» **Assignment 1**
According to the market commentary, what was the S&P 500's Forward Consensus P/E ratio as of January 26, 2024?
» **Assignment 2**
Copy word for word the passage of the market commentary that starts at "The Magnificent Seven" and ends at "current investment landscape.".

» **Selected text**
┌────────

Kensington Asset Management

The Magnificent Seven



Market Insights is a piece in which Kensington’s Portfolio Management team will share interesting and thought-provoking charts that we believe provide insight into markets and the current investment landscape.

The S&P 500 reached a new all-time high last week after a feverish run that began in late October. The index has recorded gains in 12 of the last 13 weeks (see chart below), an occurrence that has not happened since 1985. Despite relatively weak Q4 2023 earnings announcements thus far (approximately 25% of S&P 500 companies having reported), earnings have contracted 1.4% year over year compared to +1.5% consensus estimates, the US equity market has surged ahead on encouraging inflation data, strong economic growth, and the continued expectation for rate cuts by the Federal Reserve in 2024.

Source: TradingView, as of January 26, 2024

In the wake of this historical three-month run, there is growing concern that equities may be overextended and due for a pullback. As noted in the chart below, the S&P 500 is statistically expensive relative to the historical average across 19 of 20 different valuation metrics, including the often-referenced Forward Consensus Price/Earnings (P/E) ratio, which as of January 26, 2024, sat at 20.0x compared to an average of 15.8x dating back to 1986.

└────────

» **Provided information**
┌────────

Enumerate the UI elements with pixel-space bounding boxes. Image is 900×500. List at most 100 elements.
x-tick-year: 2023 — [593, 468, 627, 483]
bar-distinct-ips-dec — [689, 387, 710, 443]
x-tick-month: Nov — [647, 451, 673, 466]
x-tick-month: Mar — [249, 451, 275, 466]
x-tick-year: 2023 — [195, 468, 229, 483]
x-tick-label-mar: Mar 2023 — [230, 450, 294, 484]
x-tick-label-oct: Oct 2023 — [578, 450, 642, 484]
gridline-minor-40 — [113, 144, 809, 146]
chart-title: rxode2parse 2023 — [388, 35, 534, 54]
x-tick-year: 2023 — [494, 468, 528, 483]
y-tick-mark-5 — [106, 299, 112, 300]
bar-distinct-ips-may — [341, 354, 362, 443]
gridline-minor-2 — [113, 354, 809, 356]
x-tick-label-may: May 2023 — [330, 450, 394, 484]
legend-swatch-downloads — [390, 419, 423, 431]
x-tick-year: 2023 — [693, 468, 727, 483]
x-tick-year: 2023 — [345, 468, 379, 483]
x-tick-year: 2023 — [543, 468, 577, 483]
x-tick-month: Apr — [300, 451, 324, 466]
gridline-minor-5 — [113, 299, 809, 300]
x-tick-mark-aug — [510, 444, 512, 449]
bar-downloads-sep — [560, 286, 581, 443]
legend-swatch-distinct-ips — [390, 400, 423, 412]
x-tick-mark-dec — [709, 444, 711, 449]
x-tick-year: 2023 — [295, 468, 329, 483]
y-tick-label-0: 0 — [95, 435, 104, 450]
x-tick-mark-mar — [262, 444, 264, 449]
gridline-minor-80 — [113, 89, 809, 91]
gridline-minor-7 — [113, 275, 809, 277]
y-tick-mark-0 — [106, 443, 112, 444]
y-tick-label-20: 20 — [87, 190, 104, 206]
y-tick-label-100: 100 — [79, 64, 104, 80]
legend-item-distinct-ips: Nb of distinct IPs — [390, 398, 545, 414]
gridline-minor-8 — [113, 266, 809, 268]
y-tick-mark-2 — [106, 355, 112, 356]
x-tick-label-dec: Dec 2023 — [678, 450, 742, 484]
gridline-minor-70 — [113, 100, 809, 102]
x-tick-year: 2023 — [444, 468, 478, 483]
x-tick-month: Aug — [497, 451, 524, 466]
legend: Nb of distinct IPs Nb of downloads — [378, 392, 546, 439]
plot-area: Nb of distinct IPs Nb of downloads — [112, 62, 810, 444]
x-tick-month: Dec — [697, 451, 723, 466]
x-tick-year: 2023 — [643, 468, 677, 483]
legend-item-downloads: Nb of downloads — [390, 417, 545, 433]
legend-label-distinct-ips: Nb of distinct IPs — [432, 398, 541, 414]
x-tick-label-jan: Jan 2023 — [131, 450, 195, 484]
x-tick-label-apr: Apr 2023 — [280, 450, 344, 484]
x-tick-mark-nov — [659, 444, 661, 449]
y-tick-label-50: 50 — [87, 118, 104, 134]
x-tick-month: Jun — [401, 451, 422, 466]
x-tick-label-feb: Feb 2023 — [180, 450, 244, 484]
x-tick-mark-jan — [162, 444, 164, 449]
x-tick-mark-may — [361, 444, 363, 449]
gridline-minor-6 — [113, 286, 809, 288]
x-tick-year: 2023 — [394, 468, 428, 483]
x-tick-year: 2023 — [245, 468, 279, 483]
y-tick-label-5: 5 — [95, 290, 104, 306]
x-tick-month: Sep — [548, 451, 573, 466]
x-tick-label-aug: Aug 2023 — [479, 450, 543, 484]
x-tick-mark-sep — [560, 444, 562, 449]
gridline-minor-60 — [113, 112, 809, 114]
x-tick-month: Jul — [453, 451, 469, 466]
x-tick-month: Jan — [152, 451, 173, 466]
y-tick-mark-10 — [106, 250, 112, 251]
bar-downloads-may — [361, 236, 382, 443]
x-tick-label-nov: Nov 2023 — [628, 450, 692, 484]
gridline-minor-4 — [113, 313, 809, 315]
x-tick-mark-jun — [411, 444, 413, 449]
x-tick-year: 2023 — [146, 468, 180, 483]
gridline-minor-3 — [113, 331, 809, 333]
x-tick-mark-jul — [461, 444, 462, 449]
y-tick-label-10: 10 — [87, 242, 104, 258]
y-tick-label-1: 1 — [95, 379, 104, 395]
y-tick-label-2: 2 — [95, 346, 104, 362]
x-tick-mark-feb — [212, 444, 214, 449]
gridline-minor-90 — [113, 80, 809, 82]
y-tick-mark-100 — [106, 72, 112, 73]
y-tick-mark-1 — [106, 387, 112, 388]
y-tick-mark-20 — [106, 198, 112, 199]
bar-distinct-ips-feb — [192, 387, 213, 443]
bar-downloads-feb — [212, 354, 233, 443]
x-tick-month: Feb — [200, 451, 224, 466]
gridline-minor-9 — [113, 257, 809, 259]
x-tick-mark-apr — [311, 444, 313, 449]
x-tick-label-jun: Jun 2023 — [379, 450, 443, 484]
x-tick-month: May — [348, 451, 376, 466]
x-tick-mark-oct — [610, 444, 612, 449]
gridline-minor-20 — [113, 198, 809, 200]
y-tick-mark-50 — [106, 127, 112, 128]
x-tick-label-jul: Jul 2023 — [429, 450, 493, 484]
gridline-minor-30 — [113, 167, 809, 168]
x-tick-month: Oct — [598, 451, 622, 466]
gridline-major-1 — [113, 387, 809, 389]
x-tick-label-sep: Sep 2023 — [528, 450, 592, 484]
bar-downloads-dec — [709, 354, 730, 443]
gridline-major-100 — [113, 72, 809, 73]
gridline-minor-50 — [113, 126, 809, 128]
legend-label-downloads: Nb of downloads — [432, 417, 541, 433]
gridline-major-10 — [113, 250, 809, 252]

└────────

» **Your response 1**
20.0x, compared to an average of 15.8x dating back to 1986.

» **Your response 2**
The Magnificent Seven



Market Insights is a piece in which Kensington’s Portfolio Management team will share interesting and thought-provoking charts that we believe provide insight into markets and the current investment landscape.